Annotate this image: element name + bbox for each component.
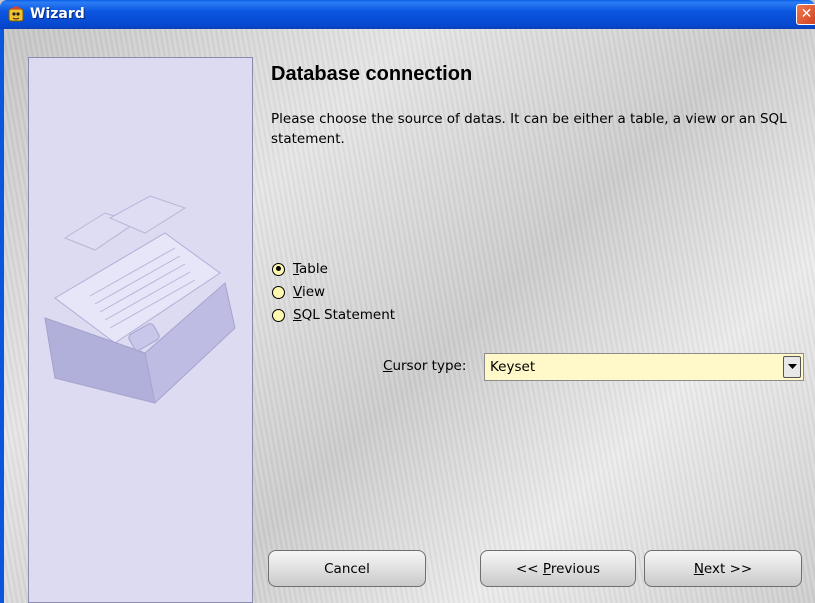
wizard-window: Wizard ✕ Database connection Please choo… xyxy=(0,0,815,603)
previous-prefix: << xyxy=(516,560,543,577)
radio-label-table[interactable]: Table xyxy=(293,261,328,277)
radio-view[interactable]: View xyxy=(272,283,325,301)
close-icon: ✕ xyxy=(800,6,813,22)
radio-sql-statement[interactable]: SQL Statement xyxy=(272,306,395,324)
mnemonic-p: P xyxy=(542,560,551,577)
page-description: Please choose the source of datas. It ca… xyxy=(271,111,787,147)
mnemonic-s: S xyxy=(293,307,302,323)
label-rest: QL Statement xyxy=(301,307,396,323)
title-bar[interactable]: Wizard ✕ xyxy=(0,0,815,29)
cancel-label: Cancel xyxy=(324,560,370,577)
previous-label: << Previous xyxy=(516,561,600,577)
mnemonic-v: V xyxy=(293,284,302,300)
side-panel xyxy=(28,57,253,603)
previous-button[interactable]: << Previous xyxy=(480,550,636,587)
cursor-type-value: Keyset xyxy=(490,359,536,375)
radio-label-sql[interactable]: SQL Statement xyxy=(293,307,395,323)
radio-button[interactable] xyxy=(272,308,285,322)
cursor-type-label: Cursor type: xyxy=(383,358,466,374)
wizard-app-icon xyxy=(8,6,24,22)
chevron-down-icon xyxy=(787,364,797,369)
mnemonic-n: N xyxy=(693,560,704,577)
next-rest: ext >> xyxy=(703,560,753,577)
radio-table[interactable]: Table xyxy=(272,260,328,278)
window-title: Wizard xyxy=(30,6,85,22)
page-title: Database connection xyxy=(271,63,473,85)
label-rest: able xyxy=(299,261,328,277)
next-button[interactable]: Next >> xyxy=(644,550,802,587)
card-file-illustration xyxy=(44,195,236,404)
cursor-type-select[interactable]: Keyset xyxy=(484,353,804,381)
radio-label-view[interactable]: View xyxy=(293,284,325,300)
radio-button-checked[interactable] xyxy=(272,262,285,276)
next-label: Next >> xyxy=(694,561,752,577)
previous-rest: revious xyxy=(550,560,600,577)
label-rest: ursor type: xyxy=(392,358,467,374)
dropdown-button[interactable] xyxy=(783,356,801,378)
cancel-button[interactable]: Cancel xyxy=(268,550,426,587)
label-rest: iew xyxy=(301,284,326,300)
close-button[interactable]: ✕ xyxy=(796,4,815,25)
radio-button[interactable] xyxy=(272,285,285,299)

- - - -

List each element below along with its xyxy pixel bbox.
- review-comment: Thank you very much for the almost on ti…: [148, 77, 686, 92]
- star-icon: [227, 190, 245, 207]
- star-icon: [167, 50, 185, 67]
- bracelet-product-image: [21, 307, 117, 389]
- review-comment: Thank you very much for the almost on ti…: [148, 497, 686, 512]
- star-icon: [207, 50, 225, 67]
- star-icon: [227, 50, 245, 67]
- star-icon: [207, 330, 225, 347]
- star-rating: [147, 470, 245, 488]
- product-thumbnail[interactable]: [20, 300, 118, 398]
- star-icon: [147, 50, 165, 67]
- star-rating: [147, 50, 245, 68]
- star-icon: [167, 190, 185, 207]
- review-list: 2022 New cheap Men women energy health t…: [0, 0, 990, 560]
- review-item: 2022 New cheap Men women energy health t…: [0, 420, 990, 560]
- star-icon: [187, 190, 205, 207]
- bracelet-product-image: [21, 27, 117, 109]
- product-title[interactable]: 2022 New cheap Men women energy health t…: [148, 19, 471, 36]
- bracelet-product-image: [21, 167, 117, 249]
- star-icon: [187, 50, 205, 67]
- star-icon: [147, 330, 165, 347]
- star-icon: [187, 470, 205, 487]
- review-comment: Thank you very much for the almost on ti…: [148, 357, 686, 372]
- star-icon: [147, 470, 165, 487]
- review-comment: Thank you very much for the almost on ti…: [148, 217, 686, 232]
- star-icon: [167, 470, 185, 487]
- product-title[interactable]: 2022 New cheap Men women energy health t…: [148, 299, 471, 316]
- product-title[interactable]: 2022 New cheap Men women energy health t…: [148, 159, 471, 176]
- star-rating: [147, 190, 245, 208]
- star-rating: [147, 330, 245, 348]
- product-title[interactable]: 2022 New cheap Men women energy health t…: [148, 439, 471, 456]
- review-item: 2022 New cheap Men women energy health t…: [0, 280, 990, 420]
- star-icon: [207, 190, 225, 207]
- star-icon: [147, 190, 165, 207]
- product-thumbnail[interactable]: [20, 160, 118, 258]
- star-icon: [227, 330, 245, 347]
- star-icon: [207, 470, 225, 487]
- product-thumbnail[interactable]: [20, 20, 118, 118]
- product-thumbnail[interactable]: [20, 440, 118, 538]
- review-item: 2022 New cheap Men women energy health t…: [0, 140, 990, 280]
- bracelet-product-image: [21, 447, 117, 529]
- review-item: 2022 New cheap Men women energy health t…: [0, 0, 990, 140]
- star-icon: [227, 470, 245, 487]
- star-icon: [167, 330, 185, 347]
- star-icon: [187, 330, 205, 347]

- - - -

Goal of the exercise -
Please copy everything from the line containing "List each element" down to the line containing "- bracelet-product-image: [21, 307, 117, 389]" in the items, with both of those lines included, character for character.

Expected answer -
List each element below along with its xyxy pixel bbox.
- review-comment: Thank you very much for the almost on ti…: [148, 77, 686, 92]
- star-icon: [227, 190, 245, 207]
- star-icon: [167, 50, 185, 67]
- bracelet-product-image: [21, 307, 117, 389]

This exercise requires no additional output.